[DATA ROWS]:
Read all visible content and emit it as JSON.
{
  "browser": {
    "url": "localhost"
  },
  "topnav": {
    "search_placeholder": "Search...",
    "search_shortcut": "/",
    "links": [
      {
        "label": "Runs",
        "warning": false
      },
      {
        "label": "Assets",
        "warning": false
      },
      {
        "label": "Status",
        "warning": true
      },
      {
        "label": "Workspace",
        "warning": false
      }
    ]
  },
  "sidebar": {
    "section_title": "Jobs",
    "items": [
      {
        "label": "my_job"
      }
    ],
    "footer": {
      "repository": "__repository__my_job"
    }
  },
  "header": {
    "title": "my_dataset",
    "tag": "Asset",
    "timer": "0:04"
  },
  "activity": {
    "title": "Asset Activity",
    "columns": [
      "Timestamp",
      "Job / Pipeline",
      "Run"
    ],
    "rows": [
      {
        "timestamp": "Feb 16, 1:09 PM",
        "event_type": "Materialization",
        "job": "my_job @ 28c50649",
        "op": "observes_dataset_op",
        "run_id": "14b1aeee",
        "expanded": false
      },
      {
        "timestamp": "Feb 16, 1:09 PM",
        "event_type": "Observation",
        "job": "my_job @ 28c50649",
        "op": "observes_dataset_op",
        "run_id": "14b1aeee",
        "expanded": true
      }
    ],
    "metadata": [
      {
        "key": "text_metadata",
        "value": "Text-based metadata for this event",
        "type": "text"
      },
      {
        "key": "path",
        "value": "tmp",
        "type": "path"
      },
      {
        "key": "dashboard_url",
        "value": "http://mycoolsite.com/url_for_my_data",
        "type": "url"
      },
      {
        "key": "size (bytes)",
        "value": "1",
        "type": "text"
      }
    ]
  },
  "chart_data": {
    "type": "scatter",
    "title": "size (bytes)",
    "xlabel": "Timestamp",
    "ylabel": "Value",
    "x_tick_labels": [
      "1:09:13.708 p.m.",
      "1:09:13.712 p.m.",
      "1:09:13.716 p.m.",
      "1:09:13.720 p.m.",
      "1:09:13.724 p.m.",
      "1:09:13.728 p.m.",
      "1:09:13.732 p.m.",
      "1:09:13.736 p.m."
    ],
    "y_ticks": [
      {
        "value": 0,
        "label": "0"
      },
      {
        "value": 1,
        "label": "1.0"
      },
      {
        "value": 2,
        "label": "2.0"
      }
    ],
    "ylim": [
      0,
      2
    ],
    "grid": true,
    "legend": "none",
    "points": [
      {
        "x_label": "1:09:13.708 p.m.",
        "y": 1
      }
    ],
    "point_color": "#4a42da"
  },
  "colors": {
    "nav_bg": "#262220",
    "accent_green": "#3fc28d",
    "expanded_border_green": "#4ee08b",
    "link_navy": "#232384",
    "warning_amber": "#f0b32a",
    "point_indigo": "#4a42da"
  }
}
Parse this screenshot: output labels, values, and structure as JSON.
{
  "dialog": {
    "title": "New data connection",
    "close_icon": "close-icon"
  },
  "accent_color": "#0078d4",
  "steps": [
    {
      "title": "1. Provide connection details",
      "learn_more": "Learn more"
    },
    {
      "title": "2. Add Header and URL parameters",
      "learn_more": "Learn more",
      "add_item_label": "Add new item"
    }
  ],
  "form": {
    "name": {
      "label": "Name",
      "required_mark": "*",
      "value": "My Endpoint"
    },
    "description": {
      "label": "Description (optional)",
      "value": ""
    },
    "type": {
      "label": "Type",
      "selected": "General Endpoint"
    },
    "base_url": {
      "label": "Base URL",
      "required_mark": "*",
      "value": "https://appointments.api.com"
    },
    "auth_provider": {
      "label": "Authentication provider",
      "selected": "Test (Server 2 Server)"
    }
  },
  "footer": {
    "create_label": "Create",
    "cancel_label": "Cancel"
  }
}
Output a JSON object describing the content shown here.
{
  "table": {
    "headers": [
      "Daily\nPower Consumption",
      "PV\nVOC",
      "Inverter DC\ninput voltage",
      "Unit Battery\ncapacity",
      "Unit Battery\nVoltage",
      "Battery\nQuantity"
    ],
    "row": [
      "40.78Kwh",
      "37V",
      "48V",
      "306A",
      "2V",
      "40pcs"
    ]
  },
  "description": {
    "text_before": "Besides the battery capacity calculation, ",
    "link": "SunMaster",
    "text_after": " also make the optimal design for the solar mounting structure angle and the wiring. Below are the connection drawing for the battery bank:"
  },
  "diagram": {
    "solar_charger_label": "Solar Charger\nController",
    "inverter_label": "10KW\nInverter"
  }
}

[EXERCISE PROMPT]:
Scan the listing above. Gather each line that contains the word "Unit".

[RESPONSE FOR THIS EXERCISE]:
      "Unit Battery\ncapacity",
      "Unit Battery\nVoltage",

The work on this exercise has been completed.